- RECORDS PROVIDED:

-------------------------

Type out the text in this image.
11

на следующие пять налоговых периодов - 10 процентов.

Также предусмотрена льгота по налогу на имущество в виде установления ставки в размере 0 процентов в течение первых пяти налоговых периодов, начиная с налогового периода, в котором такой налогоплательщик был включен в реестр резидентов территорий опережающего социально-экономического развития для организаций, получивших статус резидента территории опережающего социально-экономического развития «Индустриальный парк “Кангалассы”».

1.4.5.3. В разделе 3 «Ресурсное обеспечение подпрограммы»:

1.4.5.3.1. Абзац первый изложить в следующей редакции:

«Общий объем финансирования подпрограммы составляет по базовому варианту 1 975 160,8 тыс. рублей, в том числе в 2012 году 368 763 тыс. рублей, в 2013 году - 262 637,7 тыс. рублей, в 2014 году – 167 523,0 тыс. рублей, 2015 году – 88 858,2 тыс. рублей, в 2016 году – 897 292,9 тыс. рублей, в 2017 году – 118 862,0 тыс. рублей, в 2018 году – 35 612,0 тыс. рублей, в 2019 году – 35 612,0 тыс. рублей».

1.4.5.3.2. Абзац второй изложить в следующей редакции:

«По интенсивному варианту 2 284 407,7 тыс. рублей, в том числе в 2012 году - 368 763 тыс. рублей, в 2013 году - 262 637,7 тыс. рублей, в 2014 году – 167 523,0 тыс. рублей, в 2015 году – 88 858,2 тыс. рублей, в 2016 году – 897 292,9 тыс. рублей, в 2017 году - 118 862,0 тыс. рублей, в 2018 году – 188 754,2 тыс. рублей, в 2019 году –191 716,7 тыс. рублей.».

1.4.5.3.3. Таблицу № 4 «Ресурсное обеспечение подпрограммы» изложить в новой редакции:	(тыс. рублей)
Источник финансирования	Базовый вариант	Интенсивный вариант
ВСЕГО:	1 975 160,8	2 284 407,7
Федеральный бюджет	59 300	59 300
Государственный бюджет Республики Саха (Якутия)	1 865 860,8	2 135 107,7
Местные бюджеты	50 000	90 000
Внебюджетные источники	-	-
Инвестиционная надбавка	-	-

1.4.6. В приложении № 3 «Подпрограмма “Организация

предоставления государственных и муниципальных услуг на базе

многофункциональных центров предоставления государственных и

-------------------------

- TASK TO CARRY OUT:
Select and copy every line of the material that holds the string "государственных".

- RESULT FOR THIS EXERCISE:
предоставления государственных и муниципальных услуг на базе
многофункциональных центров предоставления государственных и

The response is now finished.